BEGIN Exercise material

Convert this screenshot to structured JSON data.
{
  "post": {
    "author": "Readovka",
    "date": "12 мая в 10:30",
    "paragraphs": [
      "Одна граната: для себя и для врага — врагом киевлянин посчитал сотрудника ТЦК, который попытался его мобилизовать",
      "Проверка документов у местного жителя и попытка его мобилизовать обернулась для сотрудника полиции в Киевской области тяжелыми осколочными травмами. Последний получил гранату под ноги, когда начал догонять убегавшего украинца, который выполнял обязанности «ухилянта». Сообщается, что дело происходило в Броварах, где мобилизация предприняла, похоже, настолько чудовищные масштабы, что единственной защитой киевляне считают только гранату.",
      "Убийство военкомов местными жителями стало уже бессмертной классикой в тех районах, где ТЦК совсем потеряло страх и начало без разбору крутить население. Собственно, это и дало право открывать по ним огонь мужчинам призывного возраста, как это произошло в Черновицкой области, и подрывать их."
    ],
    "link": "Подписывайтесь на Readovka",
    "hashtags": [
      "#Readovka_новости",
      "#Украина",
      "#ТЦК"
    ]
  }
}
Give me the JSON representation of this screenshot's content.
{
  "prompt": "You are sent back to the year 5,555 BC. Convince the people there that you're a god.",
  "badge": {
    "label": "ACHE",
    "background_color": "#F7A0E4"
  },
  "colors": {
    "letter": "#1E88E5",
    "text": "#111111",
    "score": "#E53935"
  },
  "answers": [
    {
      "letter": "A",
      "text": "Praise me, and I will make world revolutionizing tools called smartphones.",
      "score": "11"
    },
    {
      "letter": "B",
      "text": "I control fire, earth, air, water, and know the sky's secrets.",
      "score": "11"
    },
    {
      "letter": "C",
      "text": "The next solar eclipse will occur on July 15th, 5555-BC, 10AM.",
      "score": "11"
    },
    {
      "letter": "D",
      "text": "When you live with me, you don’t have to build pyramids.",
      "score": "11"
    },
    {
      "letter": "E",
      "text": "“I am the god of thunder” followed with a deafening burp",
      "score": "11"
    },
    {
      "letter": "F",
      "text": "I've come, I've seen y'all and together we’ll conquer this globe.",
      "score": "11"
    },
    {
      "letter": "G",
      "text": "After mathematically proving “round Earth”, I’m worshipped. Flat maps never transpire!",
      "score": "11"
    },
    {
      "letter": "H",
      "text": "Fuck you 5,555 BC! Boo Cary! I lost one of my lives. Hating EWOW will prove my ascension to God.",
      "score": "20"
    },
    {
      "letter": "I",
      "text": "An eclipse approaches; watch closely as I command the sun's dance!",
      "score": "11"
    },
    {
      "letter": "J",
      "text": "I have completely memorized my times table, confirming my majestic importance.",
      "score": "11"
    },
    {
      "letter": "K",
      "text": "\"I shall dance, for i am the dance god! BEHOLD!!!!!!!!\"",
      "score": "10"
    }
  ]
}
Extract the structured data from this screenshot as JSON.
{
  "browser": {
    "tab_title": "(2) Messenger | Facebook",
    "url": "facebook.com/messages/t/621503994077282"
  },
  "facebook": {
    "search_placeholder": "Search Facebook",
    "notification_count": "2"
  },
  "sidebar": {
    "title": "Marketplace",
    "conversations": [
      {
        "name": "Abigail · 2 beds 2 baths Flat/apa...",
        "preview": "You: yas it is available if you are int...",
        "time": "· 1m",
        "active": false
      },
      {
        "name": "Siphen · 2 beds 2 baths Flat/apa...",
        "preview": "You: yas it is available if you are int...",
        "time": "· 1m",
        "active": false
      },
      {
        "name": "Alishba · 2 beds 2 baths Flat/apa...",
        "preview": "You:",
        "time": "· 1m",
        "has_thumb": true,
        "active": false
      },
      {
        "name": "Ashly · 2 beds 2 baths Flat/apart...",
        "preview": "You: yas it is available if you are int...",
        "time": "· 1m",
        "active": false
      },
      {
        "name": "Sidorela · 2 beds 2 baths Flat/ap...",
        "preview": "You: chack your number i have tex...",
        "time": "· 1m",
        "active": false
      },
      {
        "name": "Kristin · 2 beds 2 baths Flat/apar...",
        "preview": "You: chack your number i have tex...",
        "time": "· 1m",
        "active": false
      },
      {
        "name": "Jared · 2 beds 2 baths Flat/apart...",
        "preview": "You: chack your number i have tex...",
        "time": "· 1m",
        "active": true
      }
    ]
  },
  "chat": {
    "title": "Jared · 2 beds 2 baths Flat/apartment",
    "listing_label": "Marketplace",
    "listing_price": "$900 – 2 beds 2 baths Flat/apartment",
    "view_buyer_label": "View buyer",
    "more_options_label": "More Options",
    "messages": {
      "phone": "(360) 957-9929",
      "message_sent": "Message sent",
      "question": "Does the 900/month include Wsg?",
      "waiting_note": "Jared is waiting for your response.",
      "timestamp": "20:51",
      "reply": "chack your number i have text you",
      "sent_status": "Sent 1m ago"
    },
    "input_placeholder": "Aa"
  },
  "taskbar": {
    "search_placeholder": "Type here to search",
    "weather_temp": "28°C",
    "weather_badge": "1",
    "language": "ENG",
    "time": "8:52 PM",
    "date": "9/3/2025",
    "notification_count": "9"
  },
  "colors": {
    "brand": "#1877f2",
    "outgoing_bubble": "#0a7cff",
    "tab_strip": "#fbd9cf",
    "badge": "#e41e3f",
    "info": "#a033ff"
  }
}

END Exercise material

**What is being asked**. Write out the entries above word for word.

**Response for this exercise**.
Convert this screenshot to structured JSON data.
{
  "post": {
    "author": "Readovka",
    "date": "12 мая в 10:30",
    "paragraphs": [
      "Одна граната: для себя и для врага — врагом киевлянин посчитал сотрудника ТЦК, который попытался его мобилизовать",
      "Проверка документов у местного жителя и попытка его мобилизовать обернулась для сотрудника полиции в Киевской области тяжелыми осколочными травмами. Последний получил гранату под ноги, когда начал догонять убегавшего украинца, который выполнял обязанности «ухилянта». Сообщается, что дело происходило в Броварах, где мобилизация предприняла, похоже, настолько чудовищные масштабы, что единственной защитой киевляне считают только гранату.",
      "Убийство военкомов местными жителями стало уже бессмертной классикой в тех районах, где ТЦК совсем потеряло страх и начало без разбору крутить население. Собственно, это и дало право открывать по ним огонь мужчинам призывного возраста, как это произошло в Черновицкой области, и подрывать их."
    ],
    "link": "Подписывайтесь на Readovka",
    "hashtags": [
      "#Readovka_новости",
      "#Украина",
      "#ТЦК"
    ]
  }
}
Give me the JSON representation of this screenshot's content.
{
  "prompt": "You are sent back to the year 5,555 BC. Convince the people there that you're a god.",
  "badge": {
    "label": "ACHE",
    "background_color": "#F7A0E4"
  },
  "colors": {
    "letter": "#1E88E5",
    "text": "#111111",
    "score": "#E53935"
  },
  "answers": [
    {
      "letter": "A",
      "text": "Praise me, and I will make world revolutionizing tools called smartphones.",
      "score": "11"
    },
    {
      "letter": "B",
      "text": "I control fire, earth, air, water, and know the sky's secrets.",
      "score": "11"
    },
    {
      "letter": "C",
      "text": "The next solar eclipse will occur on July 15th, 5555-BC, 10AM.",
      "score": "11"
    },
    {
      "letter": "D",
      "text": "When you live with me, you don’t have to build pyramids.",
      "score": "11"
    },
    {
      "letter": "E",
      "text": "“I am the god of thunder” followed with a deafening burp",
      "score": "11"
    },
    {
      "letter": "F",
      "text": "I've come, I've seen y'all and together we’ll conquer this globe.",
      "score": "11"
    },
    {
      "letter": "G",
      "text": "After mathematically proving “round Earth”, I’m worshipped. Flat maps never transpire!",
      "score": "11"
    },
    {
      "letter": "H",
      "text": "Fuck you 5,555 BC! Boo Cary! I lost one of my lives. Hating EWOW will prove my ascension to God.",
      "score": "20"
    },
    {
      "letter": "I",
      "text": "An eclipse approaches; watch closely as I command the sun's dance!",
      "score": "11"
    },
    {
      "letter": "J",
      "text": "I have completely memorized my times table, confirming my majestic importance.",
      "score": "11"
    },
    {
      "letter": "K",
      "text": "\"I shall dance, for i am the dance god! BEHOLD!!!!!!!!\"",
      "score": "10"
    }
  ]
}
Extract the structured data from this screenshot as JSON.
{
  "browser": {
    "tab_title": "(2) Messenger | Facebook",
    "url": "facebook.com/messages/t/621503994077282"
  },
  "facebook": {
    "search_placeholder": "Search Facebook",
    "notification_count": "2"
  },
  "sidebar": {
    "title": "Marketplace",
    "conversations": [
      {
        "name": "Abigail · 2 beds 2 baths Flat/apa...",
        "preview": "You: yas it is available if you are int...",
        "time": "· 1m",
        "active": false
      },
      {
        "name": "Siphen · 2 beds 2 baths Flat/apa...",
        "preview": "You: yas it is available if you are int...",
        "time": "· 1m",
        "active": false
      },
      {
        "name": "Alishba · 2 beds 2 baths Flat/apa...",
        "preview": "You:",
        "time": "· 1m",
        "has_thumb": true,
        "active": false
      },
      {
        "name": "Ashly · 2 beds 2 baths Flat/apart...",
        "preview": "You: yas it is available if you are int...",
        "time": "· 1m",
        "active": false
      },
      {
        "name": "Sidorela · 2 beds 2 baths Flat/ap...",
        "preview": "You: chack your number i have tex...",
        "time": "· 1m",
        "active": false
      },
      {
        "name": "Kristin · 2 beds 2 baths Flat/apar...",
        "preview": "You: chack your number i have tex...",
        "time": "· 1m",
        "active": false
      },
      {
        "name": "Jared · 2 beds 2 baths Flat/apart...",
        "preview": "You: chack your number i have tex...",
        "time": "· 1m",
        "active": true
      }
    ]
  },
  "chat": {
    "title": "Jared · 2 beds 2 baths Flat/apartment",
    "listing_label": "Marketplace",
    "listing_price": "$900 – 2 beds 2 baths Flat/apartment",
    "view_buyer_label": "View buyer",
    "more_options_label": "More Options",
    "messages": {
      "phone": "(360) 957-9929",
      "message_sent": "Message sent",
      "question": "Does the 900/month include Wsg?",
      "waiting_note": "Jared is waiting for your response.",
      "timestamp": "20:51",
      "reply": "chack your number i have text you",
      "sent_status": "Sent 1m ago"
    },
    "input_placeholder": "Aa"
  },
  "taskbar": {
    "search_placeholder": "Type here to search",
    "weather_temp": "28°C",
    "weather_badge": "1",
    "language": "ENG",
    "time": "8:52 PM",
    "date": "9/3/2025",
    "notification_count": "9"
  },
  "colors": {
    "brand": "#1877f2",
    "outgoing_bubble": "#0a7cff",
    "tab_strip": "#fbd9cf",
    "badge": "#e41e3f",
    "info": "#a033ff"
  }
}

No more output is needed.